■ Listed records:
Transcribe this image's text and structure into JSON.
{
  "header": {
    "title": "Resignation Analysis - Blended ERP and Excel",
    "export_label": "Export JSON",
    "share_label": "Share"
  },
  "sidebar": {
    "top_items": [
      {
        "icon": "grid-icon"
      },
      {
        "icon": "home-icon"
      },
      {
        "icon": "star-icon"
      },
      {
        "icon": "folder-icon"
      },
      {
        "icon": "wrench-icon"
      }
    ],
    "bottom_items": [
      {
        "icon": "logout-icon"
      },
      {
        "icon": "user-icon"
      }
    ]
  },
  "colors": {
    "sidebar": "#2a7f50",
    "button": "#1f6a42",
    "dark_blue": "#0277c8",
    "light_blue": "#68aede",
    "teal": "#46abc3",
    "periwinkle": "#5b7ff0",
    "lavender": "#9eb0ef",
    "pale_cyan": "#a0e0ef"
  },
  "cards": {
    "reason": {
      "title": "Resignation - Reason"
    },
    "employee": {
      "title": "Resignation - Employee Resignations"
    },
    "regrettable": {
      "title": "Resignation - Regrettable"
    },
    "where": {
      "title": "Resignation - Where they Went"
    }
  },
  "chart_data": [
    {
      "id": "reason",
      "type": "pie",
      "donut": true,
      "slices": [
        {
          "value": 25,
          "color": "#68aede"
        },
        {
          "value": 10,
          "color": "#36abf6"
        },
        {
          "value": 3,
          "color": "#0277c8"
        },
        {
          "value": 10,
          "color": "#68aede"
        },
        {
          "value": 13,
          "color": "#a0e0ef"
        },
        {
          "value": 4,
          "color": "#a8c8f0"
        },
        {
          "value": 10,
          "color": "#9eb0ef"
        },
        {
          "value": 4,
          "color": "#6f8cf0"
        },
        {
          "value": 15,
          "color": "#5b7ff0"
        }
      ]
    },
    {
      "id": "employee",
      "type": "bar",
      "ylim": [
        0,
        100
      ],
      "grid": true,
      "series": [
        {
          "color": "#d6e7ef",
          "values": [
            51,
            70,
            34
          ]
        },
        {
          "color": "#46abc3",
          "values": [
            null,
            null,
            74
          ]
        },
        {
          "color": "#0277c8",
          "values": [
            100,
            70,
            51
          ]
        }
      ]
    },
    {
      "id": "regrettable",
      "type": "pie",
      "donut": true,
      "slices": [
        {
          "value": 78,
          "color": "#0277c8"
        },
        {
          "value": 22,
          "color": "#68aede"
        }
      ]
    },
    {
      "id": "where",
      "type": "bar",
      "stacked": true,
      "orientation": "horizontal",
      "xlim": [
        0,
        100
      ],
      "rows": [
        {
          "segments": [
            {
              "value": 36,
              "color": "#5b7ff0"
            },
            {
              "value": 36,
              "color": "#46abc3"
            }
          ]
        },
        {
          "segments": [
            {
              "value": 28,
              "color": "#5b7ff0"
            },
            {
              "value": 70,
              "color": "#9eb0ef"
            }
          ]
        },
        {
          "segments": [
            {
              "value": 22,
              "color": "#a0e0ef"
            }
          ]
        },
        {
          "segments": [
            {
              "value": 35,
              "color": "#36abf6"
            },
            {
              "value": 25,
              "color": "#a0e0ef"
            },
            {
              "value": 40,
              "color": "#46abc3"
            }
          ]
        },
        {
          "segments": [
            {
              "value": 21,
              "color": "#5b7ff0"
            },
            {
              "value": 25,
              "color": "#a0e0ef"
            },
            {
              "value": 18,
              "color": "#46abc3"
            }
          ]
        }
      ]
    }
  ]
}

■ Exercise objective: Please output the entries above, every line exactly as it reads.

■ Result:
Transcribe this image's text and structure into JSON.
{
  "header": {
    "title": "Resignation Analysis - Blended ERP and Excel",
    "export_label": "Export JSON",
    "share_label": "Share"
  },
  "sidebar": {
    "top_items": [
      {
        "icon": "grid-icon"
      },
      {
        "icon": "home-icon"
      },
      {
        "icon": "star-icon"
      },
      {
        "icon": "folder-icon"
      },
      {
        "icon": "wrench-icon"
      }
    ],
    "bottom_items": [
      {
        "icon": "logout-icon"
      },
      {
        "icon": "user-icon"
      }
    ]
  },
  "colors": {
    "sidebar": "#2a7f50",
    "button": "#1f6a42",
    "dark_blue": "#0277c8",
    "light_blue": "#68aede",
    "teal": "#46abc3",
    "periwinkle": "#5b7ff0",
    "lavender": "#9eb0ef",
    "pale_cyan": "#a0e0ef"
  },
  "cards": {
    "reason": {
      "title": "Resignation - Reason"
    },
    "employee": {
      "title": "Resignation - Employee Resignations"
    },
    "regrettable": {
      "title": "Resignation - Regrettable"
    },
    "where": {
      "title": "Resignation - Where they Went"
    }
  },
  "chart_data": [
    {
      "id": "reason",
      "type": "pie",
      "donut": true,
      "slices": [
        {
          "value": 25,
          "color": "#68aede"
        },
        {
          "value": 10,
          "color": "#36abf6"
        },
        {
          "value": 3,
          "color": "#0277c8"
        },
        {
          "value": 10,
          "color": "#68aede"
        },
        {
          "value": 13,
          "color": "#a0e0ef"
        },
        {
          "value": 4,
          "color": "#a8c8f0"
        },
        {
          "value": 10,
          "color": "#9eb0ef"
        },
        {
          "value": 4,
          "color": "#6f8cf0"
        },
        {
          "value": 15,
          "color": "#5b7ff0"
        }
      ]
    },
    {
      "id": "employee",
      "type": "bar",
      "ylim": [
        0,
        100
      ],
      "grid": true,
      "series": [
        {
          "color": "#d6e7ef",
          "values": [
            51,
            70,
            34
          ]
        },
        {
          "color": "#46abc3",
          "values": [
            null,
            null,
            74
          ]
        },
        {
          "color": "#0277c8",
          "values": [
            100,
            70,
            51
          ]
        }
      ]
    },
    {
      "id": "regrettable",
      "type": "pie",
      "donut": true,
      "slices": [
        {
          "value": 78,
          "color": "#0277c8"
        },
        {
          "value": 22,
          "color": "#68aede"
        }
      ]
    },
    {
      "id": "where",
      "type": "bar",
      "stacked": true,
      "orientation": "horizontal",
      "xlim": [
        0,
        100
      ],
      "rows": [
        {
          "segments": [
            {
              "value": 36,
              "color": "#5b7ff0"
            },
            {
              "value": 36,
              "color": "#46abc3"
            }
          ]
        },
        {
          "segments": [
            {
              "value": 28,
              "color": "#5b7ff0"
            },
            {
              "value": 70,
              "color": "#9eb0ef"
            }
          ]
        },
        {
          "segments": [
            {
              "value": 22,
              "color": "#a0e0ef"
            }
          ]
        },
        {
          "segments": [
            {
              "value": 35,
              "color": "#36abf6"
            },
            {
              "value": 25,
              "color": "#a0e0ef"
            },
            {
              "value": 40,
              "color": "#46abc3"
            }
          ]
        },
        {
          "segments": [
            {
              "value": 21,
              "color": "#5b7ff0"
            },
            {
              "value": 25,
              "color": "#a0e0ef"
            },
            {
              "value": 18,
              "color": "#46abc3"
            }
          ]
        }
      ]
    }
  ]
}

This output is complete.